** start RECORDS FOR PROCESSING **
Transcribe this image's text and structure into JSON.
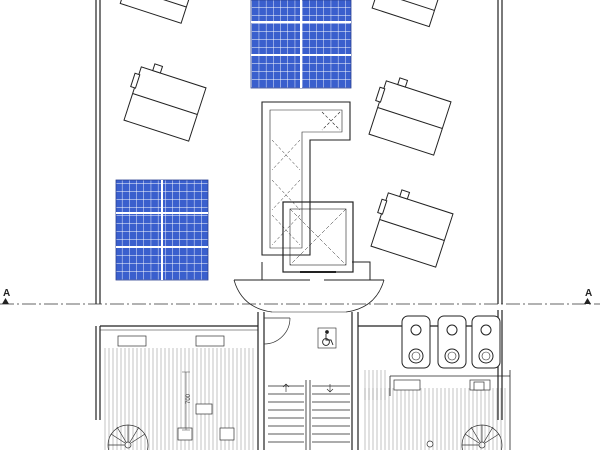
{
  "section_marker": {
    "left_label": "A",
    "right_label": "A"
  },
  "dimension_label": "700",
  "symbols": {
    "solar_panel": "solar-panel-icon",
    "hvac_unit": "hvac-unit-icon",
    "wheelchair": "wheelchair-icon",
    "spiral_stair": "spiral-stair-icon",
    "tank": "tank-icon",
    "elevator": "elevator-shaft-icon"
  },
  "colors": {
    "line": "#222222",
    "thin_line": "#555555",
    "solar_fill": "#3a5fcd",
    "solar_grid": "#ffffff",
    "hatch": "#888888"
  }
}
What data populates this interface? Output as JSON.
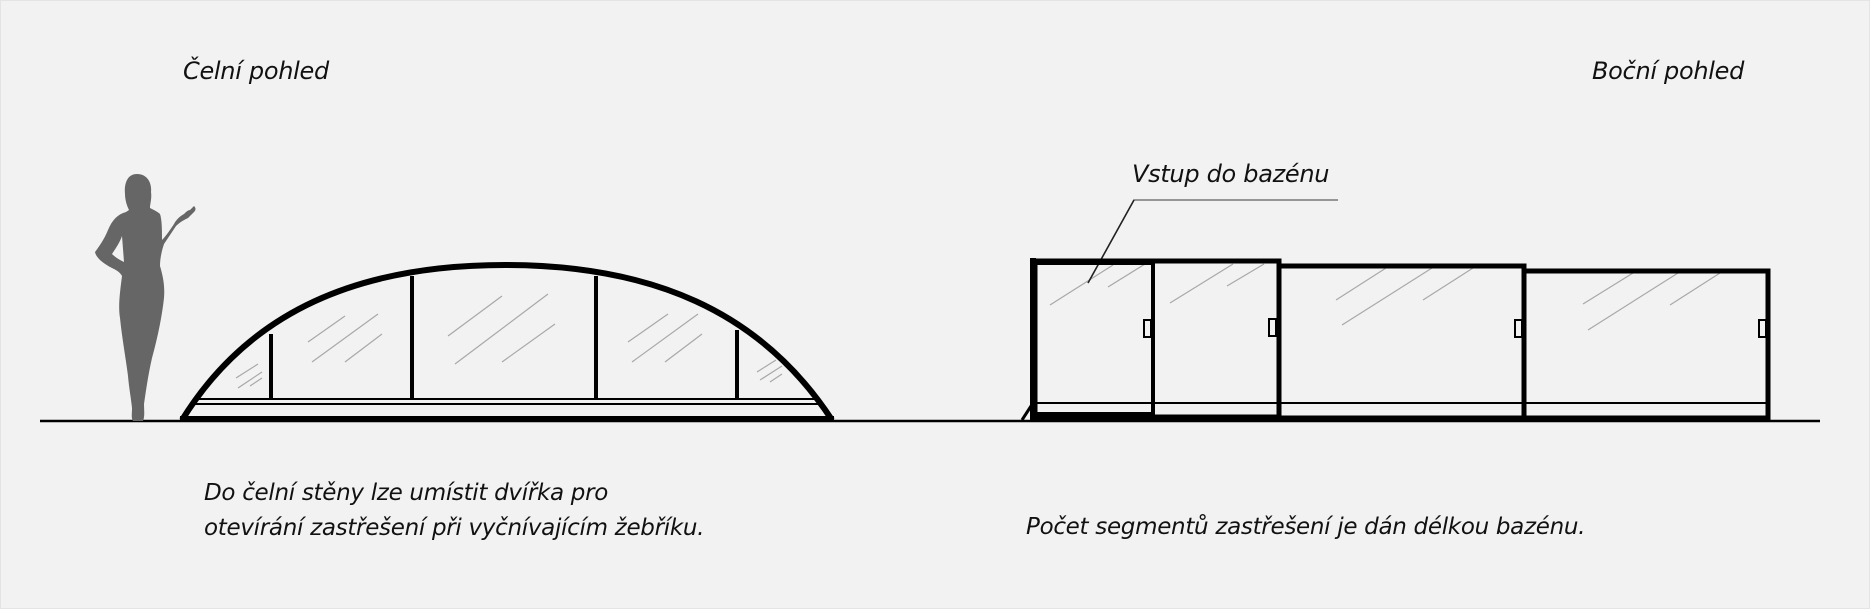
{
  "front_view": {
    "title": "Čelní pohled",
    "caption_lines": [
      "Do čelní stěny lze umístit dvířka pro",
      "otevírání zastřešení při vyčnívajícím žebříku."
    ]
  },
  "side_view": {
    "title": "Boční pohled",
    "callout": "Vstup do bazénu",
    "caption": "Počet segmentů zastřešení je dán délkou bazénu.",
    "segment_count": 4
  },
  "colors": {
    "background": "#f2f2f2",
    "line": "#000000",
    "silhouette": "#666666",
    "glass_hatch": "#a8a8a8",
    "leader": "#777777"
  }
}
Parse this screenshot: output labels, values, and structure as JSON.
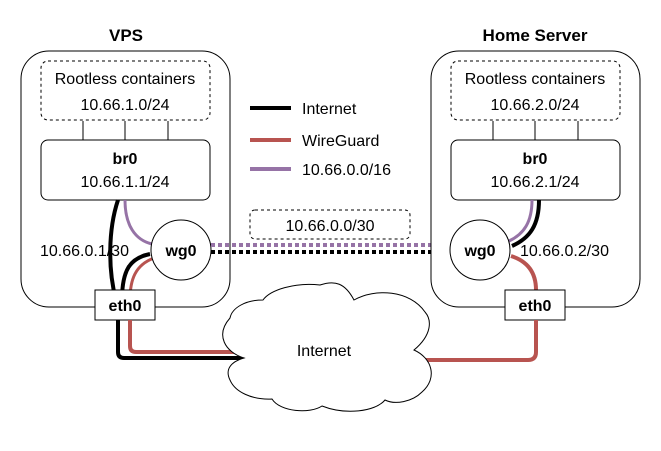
** end RECORDS FOR PROCESSING **
GIVEN INSTRUCTION: From the line containing "What data populates" down to the final line of the listing above, write out only those lines exactly as they are, minus the pictures.

TASK ANSWER:
What data populates this interface? Output as JSON.
{
  "front_view": {
    "title": "Čelní pohled",
    "caption_lines": [
      "Do čelní stěny lze umístit dvířka pro",
      "otevírání zastřešení při vyčnívajícím žebříku."
    ]
  },
  "side_view": {
    "title": "Boční pohled",
    "callout": "Vstup do bazénu",
    "caption": "Počet segmentů zastřešení je dán délkou bazénu.",
    "segment_count": 4
  },
  "colors": {
    "background": "#f2f2f2",
    "line": "#000000",
    "silhouette": "#666666",
    "glass_hatch": "#a8a8a8",
    "leader": "#777777"
  }
}
Parse this screenshot: output labels, values, and structure as JSON.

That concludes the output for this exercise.